Identify the lines that contain the string "CArc", then copy each of them.

=====

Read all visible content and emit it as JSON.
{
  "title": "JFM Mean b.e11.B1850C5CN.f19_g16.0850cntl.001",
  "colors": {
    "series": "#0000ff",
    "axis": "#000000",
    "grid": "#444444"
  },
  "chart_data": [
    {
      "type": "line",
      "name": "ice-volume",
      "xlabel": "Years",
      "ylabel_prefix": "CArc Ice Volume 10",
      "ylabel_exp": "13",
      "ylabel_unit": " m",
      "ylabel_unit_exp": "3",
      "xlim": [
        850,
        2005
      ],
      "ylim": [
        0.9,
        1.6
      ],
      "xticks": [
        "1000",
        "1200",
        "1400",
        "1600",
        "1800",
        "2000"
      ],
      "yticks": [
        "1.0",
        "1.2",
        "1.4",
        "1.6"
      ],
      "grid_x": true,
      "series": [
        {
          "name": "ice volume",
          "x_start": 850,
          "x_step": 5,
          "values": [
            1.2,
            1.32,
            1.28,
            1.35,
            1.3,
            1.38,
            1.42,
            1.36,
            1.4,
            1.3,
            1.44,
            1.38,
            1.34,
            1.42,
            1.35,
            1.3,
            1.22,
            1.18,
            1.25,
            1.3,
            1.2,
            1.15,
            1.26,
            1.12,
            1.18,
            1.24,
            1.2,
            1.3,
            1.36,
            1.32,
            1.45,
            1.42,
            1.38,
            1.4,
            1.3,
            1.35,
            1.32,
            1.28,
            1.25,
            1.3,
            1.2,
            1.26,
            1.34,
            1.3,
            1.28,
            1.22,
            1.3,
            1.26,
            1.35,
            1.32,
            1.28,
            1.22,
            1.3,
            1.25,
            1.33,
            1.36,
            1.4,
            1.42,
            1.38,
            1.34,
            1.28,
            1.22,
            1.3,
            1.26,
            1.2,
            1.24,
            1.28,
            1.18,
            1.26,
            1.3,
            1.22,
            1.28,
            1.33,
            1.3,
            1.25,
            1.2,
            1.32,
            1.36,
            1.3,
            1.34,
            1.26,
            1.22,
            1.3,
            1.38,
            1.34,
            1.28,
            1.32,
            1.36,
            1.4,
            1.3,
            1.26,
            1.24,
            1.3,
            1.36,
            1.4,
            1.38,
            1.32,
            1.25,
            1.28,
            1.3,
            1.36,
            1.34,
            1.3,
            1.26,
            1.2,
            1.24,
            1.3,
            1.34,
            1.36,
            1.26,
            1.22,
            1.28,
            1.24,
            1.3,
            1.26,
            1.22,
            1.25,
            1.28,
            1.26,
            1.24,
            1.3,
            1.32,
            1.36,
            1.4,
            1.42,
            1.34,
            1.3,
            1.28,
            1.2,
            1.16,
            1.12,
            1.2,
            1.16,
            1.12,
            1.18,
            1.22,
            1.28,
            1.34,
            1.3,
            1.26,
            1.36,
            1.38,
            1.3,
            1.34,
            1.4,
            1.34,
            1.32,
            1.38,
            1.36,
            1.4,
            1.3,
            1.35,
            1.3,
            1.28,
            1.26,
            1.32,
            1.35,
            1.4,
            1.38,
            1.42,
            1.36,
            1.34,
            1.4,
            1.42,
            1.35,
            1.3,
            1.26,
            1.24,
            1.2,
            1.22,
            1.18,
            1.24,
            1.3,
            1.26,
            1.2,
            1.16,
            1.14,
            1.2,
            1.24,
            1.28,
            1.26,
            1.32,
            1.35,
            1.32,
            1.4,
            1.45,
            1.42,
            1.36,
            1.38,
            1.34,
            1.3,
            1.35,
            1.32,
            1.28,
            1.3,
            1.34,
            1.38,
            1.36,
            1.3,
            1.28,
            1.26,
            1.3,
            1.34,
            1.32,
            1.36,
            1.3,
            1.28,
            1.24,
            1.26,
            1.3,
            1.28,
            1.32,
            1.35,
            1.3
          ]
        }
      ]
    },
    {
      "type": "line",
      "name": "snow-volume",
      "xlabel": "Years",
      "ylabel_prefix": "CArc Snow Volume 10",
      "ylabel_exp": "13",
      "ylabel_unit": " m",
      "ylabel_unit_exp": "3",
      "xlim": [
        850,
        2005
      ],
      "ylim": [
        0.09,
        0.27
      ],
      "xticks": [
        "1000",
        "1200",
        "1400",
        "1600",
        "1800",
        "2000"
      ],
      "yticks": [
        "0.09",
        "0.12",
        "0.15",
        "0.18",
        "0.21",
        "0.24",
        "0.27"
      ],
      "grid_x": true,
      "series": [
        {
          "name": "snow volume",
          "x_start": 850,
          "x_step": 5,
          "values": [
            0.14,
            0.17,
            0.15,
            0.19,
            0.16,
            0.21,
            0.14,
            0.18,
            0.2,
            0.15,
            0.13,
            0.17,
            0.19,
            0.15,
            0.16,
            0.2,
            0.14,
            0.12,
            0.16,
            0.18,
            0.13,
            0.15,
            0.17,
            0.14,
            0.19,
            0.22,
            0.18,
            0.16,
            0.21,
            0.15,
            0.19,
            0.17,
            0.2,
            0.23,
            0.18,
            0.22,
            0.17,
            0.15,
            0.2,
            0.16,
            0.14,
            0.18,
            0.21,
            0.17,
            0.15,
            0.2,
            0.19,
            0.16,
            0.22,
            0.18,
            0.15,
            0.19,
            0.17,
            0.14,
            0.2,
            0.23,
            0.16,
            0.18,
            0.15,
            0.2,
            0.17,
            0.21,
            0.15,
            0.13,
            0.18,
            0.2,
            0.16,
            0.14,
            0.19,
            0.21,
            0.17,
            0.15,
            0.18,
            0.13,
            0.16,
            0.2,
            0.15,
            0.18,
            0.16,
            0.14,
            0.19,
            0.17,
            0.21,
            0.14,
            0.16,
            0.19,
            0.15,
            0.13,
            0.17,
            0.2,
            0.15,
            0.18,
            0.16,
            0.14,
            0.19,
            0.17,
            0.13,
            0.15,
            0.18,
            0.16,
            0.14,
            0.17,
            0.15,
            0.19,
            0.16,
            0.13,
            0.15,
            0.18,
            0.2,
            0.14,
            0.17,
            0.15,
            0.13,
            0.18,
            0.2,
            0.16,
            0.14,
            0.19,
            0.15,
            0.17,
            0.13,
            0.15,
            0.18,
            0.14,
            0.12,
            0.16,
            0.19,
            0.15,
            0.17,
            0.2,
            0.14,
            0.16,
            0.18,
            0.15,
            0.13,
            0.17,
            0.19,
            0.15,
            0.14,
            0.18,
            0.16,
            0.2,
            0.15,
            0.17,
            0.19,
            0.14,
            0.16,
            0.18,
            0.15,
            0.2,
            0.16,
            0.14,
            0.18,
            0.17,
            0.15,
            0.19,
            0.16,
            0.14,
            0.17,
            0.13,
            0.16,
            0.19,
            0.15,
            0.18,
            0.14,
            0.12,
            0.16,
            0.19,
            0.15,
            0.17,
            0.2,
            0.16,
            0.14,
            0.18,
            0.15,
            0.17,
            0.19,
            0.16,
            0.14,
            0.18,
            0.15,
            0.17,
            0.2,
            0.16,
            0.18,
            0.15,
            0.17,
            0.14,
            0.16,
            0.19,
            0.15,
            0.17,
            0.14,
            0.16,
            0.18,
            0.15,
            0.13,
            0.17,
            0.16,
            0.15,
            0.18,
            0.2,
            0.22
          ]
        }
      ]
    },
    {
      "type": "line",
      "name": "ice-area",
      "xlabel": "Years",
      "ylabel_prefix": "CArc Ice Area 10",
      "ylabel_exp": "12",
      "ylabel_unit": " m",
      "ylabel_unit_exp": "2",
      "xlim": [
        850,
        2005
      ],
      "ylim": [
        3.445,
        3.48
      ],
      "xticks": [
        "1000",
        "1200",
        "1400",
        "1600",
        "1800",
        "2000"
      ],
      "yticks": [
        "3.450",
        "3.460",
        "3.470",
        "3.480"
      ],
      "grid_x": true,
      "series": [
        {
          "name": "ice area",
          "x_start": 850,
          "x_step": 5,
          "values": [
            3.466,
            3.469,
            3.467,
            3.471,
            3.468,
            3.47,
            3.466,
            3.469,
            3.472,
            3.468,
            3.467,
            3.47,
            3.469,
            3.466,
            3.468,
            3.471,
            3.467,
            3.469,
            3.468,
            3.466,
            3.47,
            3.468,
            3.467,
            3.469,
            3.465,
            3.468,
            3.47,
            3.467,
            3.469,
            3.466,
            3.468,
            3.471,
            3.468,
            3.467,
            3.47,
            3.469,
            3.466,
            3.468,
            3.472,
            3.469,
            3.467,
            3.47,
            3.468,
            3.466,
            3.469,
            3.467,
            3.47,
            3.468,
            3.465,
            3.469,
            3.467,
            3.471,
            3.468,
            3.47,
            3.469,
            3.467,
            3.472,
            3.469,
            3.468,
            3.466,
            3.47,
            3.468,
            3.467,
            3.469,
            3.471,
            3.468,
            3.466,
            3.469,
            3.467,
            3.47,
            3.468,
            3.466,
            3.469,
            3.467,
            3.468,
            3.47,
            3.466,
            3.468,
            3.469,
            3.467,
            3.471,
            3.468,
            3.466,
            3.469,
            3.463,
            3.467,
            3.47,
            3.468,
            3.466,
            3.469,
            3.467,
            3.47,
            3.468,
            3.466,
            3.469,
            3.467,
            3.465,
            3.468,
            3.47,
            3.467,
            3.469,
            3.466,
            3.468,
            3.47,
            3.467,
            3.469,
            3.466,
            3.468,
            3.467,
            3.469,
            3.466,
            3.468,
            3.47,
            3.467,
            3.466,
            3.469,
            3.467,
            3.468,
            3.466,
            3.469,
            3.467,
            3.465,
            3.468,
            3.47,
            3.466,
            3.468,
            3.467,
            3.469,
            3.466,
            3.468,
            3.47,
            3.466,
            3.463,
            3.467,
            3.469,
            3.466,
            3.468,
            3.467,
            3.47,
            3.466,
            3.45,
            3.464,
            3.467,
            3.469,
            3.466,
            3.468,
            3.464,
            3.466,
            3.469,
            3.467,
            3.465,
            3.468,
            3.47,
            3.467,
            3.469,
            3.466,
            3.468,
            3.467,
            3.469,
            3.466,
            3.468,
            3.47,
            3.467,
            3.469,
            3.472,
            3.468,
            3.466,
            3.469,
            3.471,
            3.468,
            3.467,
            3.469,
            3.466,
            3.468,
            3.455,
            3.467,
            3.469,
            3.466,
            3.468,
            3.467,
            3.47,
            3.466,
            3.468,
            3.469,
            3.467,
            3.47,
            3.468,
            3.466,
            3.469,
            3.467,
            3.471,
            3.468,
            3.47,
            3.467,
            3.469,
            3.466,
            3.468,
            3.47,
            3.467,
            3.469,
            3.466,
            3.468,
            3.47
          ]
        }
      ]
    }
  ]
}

=====

▶ [ANSWER BELOW]:
      "ylabel_prefix": "CArc Ice Volume 10",
      "ylabel_prefix": "CArc Snow Volume 10",
      "ylabel_prefix": "CArc Ice Area 10",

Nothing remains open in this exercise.